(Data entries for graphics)
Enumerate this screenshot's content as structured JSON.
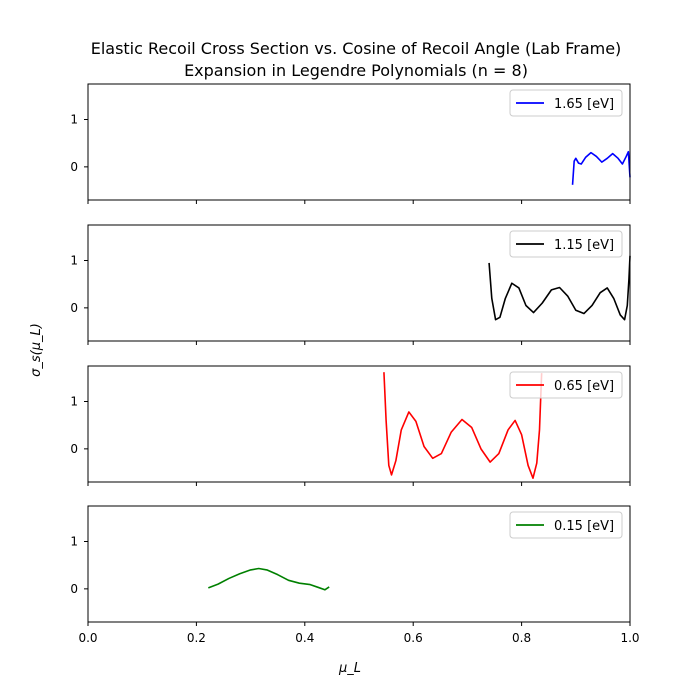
{
  "chart_data": {
    "type": "line",
    "title": [
      "Elastic Recoil Cross Section vs. Cosine of Recoil Angle (Lab Frame)",
      "Expansion in Legendre Polynomials (n = 8)"
    ],
    "xlabel": "μ_L",
    "ylabel": "σ_s(μ_L)",
    "xlim": [
      0.0,
      1.0
    ],
    "ylim": [
      -0.7,
      1.75
    ],
    "x_ticks": [
      "0.0",
      "0.2",
      "0.4",
      "0.6",
      "0.8",
      "1.0"
    ],
    "y_ticks": [
      "0",
      "1"
    ],
    "legend_placement": "upper right",
    "grid": false,
    "panels": [
      {
        "name": "1.65 [eV]",
        "color": "#0000ff",
        "points": [
          [
            0.894,
            -0.38
          ],
          [
            0.897,
            0.12
          ],
          [
            0.9,
            0.18
          ],
          [
            0.905,
            0.08
          ],
          [
            0.91,
            0.06
          ],
          [
            0.918,
            0.2
          ],
          [
            0.928,
            0.3
          ],
          [
            0.938,
            0.22
          ],
          [
            0.948,
            0.1
          ],
          [
            0.958,
            0.18
          ],
          [
            0.968,
            0.28
          ],
          [
            0.978,
            0.18
          ],
          [
            0.986,
            0.06
          ],
          [
            0.993,
            0.22
          ],
          [
            0.997,
            0.32
          ],
          [
            1.0,
            -0.22
          ]
        ]
      },
      {
        "name": "1.15 [eV]",
        "color": "#000000",
        "points": [
          [
            0.74,
            0.95
          ],
          [
            0.745,
            0.2
          ],
          [
            0.752,
            -0.25
          ],
          [
            0.76,
            -0.2
          ],
          [
            0.77,
            0.2
          ],
          [
            0.782,
            0.52
          ],
          [
            0.795,
            0.42
          ],
          [
            0.808,
            0.05
          ],
          [
            0.822,
            -0.1
          ],
          [
            0.838,
            0.1
          ],
          [
            0.855,
            0.38
          ],
          [
            0.87,
            0.43
          ],
          [
            0.885,
            0.25
          ],
          [
            0.9,
            -0.05
          ],
          [
            0.915,
            -0.12
          ],
          [
            0.93,
            0.05
          ],
          [
            0.945,
            0.32
          ],
          [
            0.958,
            0.42
          ],
          [
            0.97,
            0.2
          ],
          [
            0.982,
            -0.15
          ],
          [
            0.99,
            -0.25
          ],
          [
            0.995,
            0.05
          ],
          [
            0.998,
            0.6
          ],
          [
            1.0,
            1.1
          ]
        ]
      },
      {
        "name": "0.65 [eV]",
        "color": "#ff0000",
        "points": [
          [
            0.546,
            1.62
          ],
          [
            0.55,
            0.6
          ],
          [
            0.555,
            -0.35
          ],
          [
            0.56,
            -0.55
          ],
          [
            0.568,
            -0.25
          ],
          [
            0.578,
            0.4
          ],
          [
            0.592,
            0.78
          ],
          [
            0.605,
            0.58
          ],
          [
            0.62,
            0.05
          ],
          [
            0.636,
            -0.2
          ],
          [
            0.652,
            -0.1
          ],
          [
            0.67,
            0.35
          ],
          [
            0.69,
            0.62
          ],
          [
            0.708,
            0.45
          ],
          [
            0.725,
            0.0
          ],
          [
            0.742,
            -0.28
          ],
          [
            0.758,
            -0.1
          ],
          [
            0.775,
            0.4
          ],
          [
            0.788,
            0.6
          ],
          [
            0.8,
            0.3
          ],
          [
            0.812,
            -0.35
          ],
          [
            0.821,
            -0.62
          ],
          [
            0.828,
            -0.3
          ],
          [
            0.833,
            0.4
          ],
          [
            0.837,
            1.6
          ]
        ]
      },
      {
        "name": "0.15 [eV]",
        "color": "#008000",
        "points": [
          [
            0.222,
            0.02
          ],
          [
            0.24,
            0.1
          ],
          [
            0.26,
            0.22
          ],
          [
            0.28,
            0.32
          ],
          [
            0.3,
            0.4
          ],
          [
            0.315,
            0.43
          ],
          [
            0.33,
            0.4
          ],
          [
            0.35,
            0.3
          ],
          [
            0.37,
            0.18
          ],
          [
            0.39,
            0.12
          ],
          [
            0.41,
            0.09
          ],
          [
            0.425,
            0.03
          ],
          [
            0.437,
            -0.02
          ],
          [
            0.445,
            0.04
          ]
        ]
      }
    ]
  }
}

# [Exercise instructions]
Write out the listing word for word, omitting the pictures it holds.

# [Response below]
Enumerate this screenshot's content as structured JSON.
{
  "chart_data": {
    "type": "line",
    "title": [
      "Elastic Recoil Cross Section vs. Cosine of Recoil Angle (Lab Frame)",
      "Expansion in Legendre Polynomials (n = 8)"
    ],
    "xlabel": "μ_L",
    "ylabel": "σ_s(μ_L)",
    "xlim": [
      0.0,
      1.0
    ],
    "ylim": [
      -0.7,
      1.75
    ],
    "x_ticks": [
      "0.0",
      "0.2",
      "0.4",
      "0.6",
      "0.8",
      "1.0"
    ],
    "y_ticks": [
      "0",
      "1"
    ],
    "legend_placement": "upper right",
    "grid": false,
    "panels": [
      {
        "name": "1.65 [eV]",
        "color": "#0000ff",
        "points": [
          [
            0.894,
            -0.38
          ],
          [
            0.897,
            0.12
          ],
          [
            0.9,
            0.18
          ],
          [
            0.905,
            0.08
          ],
          [
            0.91,
            0.06
          ],
          [
            0.918,
            0.2
          ],
          [
            0.928,
            0.3
          ],
          [
            0.938,
            0.22
          ],
          [
            0.948,
            0.1
          ],
          [
            0.958,
            0.18
          ],
          [
            0.968,
            0.28
          ],
          [
            0.978,
            0.18
          ],
          [
            0.986,
            0.06
          ],
          [
            0.993,
            0.22
          ],
          [
            0.997,
            0.32
          ],
          [
            1.0,
            -0.22
          ]
        ]
      },
      {
        "name": "1.15 [eV]",
        "color": "#000000",
        "points": [
          [
            0.74,
            0.95
          ],
          [
            0.745,
            0.2
          ],
          [
            0.752,
            -0.25
          ],
          [
            0.76,
            -0.2
          ],
          [
            0.77,
            0.2
          ],
          [
            0.782,
            0.52
          ],
          [
            0.795,
            0.42
          ],
          [
            0.808,
            0.05
          ],
          [
            0.822,
            -0.1
          ],
          [
            0.838,
            0.1
          ],
          [
            0.855,
            0.38
          ],
          [
            0.87,
            0.43
          ],
          [
            0.885,
            0.25
          ],
          [
            0.9,
            -0.05
          ],
          [
            0.915,
            -0.12
          ],
          [
            0.93,
            0.05
          ],
          [
            0.945,
            0.32
          ],
          [
            0.958,
            0.42
          ],
          [
            0.97,
            0.2
          ],
          [
            0.982,
            -0.15
          ],
          [
            0.99,
            -0.25
          ],
          [
            0.995,
            0.05
          ],
          [
            0.998,
            0.6
          ],
          [
            1.0,
            1.1
          ]
        ]
      },
      {
        "name": "0.65 [eV]",
        "color": "#ff0000",
        "points": [
          [
            0.546,
            1.62
          ],
          [
            0.55,
            0.6
          ],
          [
            0.555,
            -0.35
          ],
          [
            0.56,
            -0.55
          ],
          [
            0.568,
            -0.25
          ],
          [
            0.578,
            0.4
          ],
          [
            0.592,
            0.78
          ],
          [
            0.605,
            0.58
          ],
          [
            0.62,
            0.05
          ],
          [
            0.636,
            -0.2
          ],
          [
            0.652,
            -0.1
          ],
          [
            0.67,
            0.35
          ],
          [
            0.69,
            0.62
          ],
          [
            0.708,
            0.45
          ],
          [
            0.725,
            0.0
          ],
          [
            0.742,
            -0.28
          ],
          [
            0.758,
            -0.1
          ],
          [
            0.775,
            0.4
          ],
          [
            0.788,
            0.6
          ],
          [
            0.8,
            0.3
          ],
          [
            0.812,
            -0.35
          ],
          [
            0.821,
            -0.62
          ],
          [
            0.828,
            -0.3
          ],
          [
            0.833,
            0.4
          ],
          [
            0.837,
            1.6
          ]
        ]
      },
      {
        "name": "0.15 [eV]",
        "color": "#008000",
        "points": [
          [
            0.222,
            0.02
          ],
          [
            0.24,
            0.1
          ],
          [
            0.26,
            0.22
          ],
          [
            0.28,
            0.32
          ],
          [
            0.3,
            0.4
          ],
          [
            0.315,
            0.43
          ],
          [
            0.33,
            0.4
          ],
          [
            0.35,
            0.3
          ],
          [
            0.37,
            0.18
          ],
          [
            0.39,
            0.12
          ],
          [
            0.41,
            0.09
          ],
          [
            0.425,
            0.03
          ],
          [
            0.437,
            -0.02
          ],
          [
            0.445,
            0.04
          ]
        ]
      }
    ]
  }
}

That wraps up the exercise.